DATA RECORDS:
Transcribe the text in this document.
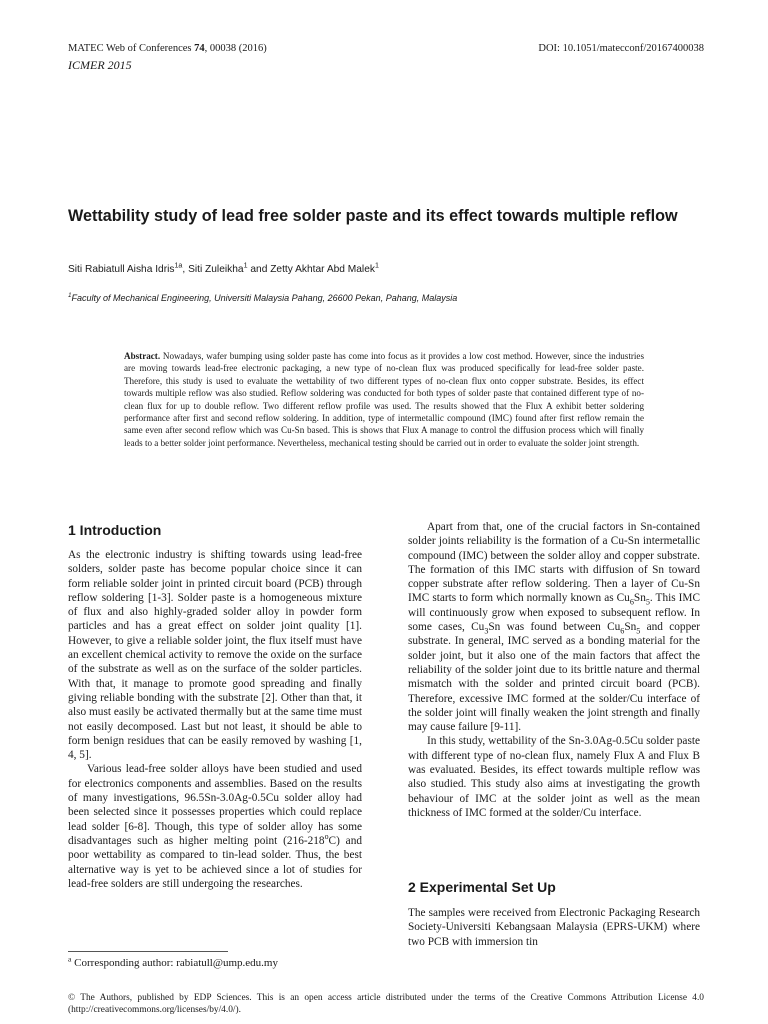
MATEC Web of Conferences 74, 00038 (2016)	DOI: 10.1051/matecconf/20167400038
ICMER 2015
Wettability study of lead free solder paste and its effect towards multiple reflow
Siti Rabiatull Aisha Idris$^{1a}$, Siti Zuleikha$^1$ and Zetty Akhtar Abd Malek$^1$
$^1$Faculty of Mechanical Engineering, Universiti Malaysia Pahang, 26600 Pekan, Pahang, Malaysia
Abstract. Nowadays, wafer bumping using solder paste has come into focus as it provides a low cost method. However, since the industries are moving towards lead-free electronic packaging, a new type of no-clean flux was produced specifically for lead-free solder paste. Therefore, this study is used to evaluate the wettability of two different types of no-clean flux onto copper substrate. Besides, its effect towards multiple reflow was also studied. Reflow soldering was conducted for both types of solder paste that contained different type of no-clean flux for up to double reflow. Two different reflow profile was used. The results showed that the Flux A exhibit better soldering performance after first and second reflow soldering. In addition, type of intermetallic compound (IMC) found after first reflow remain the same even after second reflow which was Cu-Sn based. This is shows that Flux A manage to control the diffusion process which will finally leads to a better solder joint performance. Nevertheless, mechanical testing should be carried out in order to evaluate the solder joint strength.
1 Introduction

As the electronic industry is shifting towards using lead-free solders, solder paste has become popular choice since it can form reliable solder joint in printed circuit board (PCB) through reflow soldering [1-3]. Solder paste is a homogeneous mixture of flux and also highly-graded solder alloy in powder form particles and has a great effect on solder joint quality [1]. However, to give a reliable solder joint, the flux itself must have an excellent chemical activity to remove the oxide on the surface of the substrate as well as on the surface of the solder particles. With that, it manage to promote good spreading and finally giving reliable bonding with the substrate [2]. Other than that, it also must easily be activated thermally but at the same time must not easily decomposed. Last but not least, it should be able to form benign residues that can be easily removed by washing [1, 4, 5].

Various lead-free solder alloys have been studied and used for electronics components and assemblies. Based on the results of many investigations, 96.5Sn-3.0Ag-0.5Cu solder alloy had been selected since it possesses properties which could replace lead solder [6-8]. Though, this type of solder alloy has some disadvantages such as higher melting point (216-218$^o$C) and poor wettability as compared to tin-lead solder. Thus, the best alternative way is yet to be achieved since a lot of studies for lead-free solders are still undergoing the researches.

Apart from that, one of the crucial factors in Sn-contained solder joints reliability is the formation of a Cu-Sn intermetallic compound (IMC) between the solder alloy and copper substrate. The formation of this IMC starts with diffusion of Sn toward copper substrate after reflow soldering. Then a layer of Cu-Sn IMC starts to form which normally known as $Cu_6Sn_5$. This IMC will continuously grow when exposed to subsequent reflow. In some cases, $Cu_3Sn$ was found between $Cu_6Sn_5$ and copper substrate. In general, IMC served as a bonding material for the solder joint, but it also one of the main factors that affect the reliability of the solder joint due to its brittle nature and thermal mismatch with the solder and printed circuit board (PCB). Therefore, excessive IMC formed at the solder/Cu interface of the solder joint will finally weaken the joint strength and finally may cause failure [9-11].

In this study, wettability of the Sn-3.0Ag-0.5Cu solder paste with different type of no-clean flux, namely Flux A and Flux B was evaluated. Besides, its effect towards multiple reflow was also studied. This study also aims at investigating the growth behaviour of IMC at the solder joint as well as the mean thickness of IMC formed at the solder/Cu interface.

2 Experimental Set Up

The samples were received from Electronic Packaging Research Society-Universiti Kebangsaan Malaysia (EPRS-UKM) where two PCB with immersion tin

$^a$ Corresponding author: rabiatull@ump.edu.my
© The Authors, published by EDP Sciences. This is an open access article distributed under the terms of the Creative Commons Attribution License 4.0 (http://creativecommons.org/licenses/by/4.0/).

...

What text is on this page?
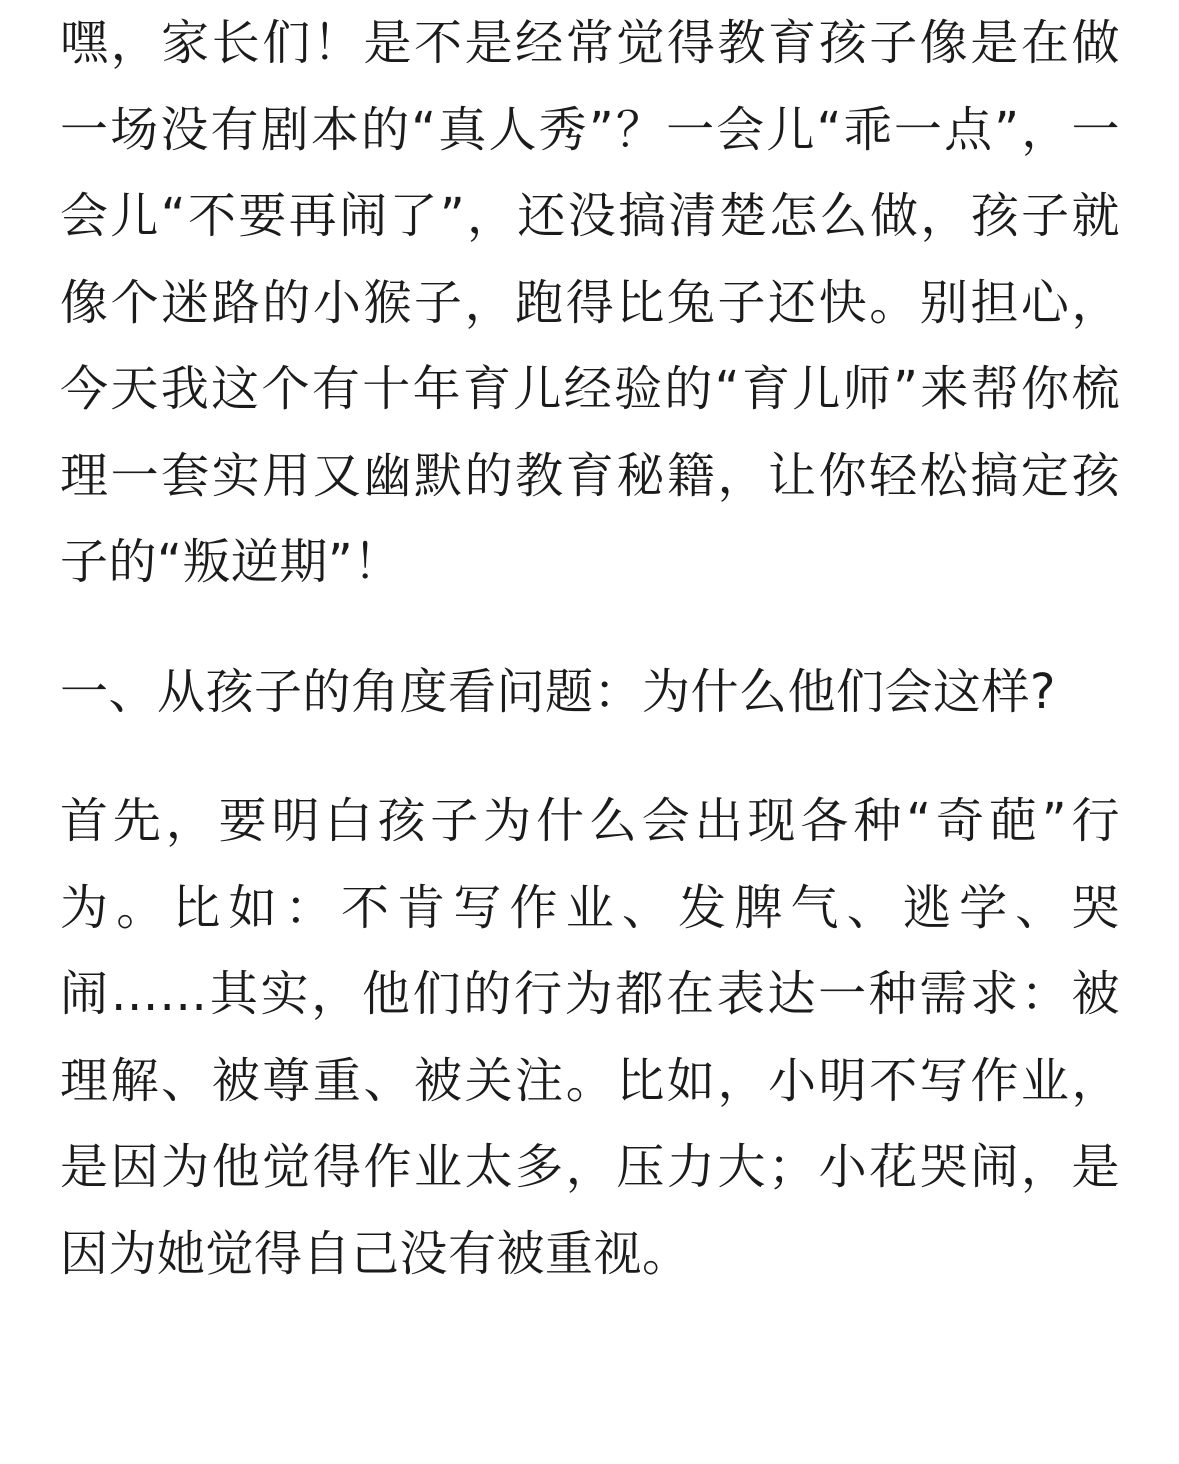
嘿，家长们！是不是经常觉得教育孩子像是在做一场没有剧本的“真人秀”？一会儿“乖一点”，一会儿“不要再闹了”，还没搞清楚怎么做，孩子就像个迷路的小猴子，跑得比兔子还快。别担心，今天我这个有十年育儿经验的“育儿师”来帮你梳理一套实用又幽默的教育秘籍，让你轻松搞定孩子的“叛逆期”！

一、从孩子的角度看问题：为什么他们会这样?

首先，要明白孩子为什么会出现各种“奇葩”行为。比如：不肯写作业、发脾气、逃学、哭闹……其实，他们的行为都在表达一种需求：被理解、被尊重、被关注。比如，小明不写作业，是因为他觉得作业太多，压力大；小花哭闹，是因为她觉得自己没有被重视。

DO THIS: Look through the entries and work out how many lines have the word "Malaysia" in them; reply with that number only.

SOLVED PROBLEM: 2